▶ _REQUIREMENTS_
Gather all lines from the material that contain the word "text".

▶ _MATERIAL FOR THIS TASK_
═══
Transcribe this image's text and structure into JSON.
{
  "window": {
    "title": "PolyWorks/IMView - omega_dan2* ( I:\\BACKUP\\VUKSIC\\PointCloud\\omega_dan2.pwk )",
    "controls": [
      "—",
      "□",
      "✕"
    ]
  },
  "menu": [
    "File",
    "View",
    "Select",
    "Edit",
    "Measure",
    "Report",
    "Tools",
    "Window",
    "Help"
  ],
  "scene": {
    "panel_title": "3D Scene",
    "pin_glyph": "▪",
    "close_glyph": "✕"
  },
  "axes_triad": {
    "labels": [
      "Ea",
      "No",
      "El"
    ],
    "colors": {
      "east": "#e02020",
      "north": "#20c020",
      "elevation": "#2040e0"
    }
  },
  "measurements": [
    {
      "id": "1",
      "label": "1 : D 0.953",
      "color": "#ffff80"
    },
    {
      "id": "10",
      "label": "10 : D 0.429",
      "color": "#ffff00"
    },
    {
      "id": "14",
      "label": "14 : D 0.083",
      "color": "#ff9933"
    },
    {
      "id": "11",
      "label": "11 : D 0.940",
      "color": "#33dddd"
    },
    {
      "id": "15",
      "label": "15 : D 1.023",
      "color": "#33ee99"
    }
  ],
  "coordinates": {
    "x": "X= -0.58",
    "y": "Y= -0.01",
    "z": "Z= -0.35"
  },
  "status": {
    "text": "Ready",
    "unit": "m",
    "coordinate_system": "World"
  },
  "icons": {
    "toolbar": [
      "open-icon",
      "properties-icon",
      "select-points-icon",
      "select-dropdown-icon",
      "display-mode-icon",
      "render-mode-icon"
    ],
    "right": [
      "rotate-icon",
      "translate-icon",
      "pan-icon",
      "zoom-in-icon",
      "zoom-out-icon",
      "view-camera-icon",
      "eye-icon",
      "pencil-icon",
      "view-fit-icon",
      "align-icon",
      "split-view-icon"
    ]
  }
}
═══
▶ _TASK ANSWER_
Transcribe this image's text and structure into JSON.
    "text": "Ready",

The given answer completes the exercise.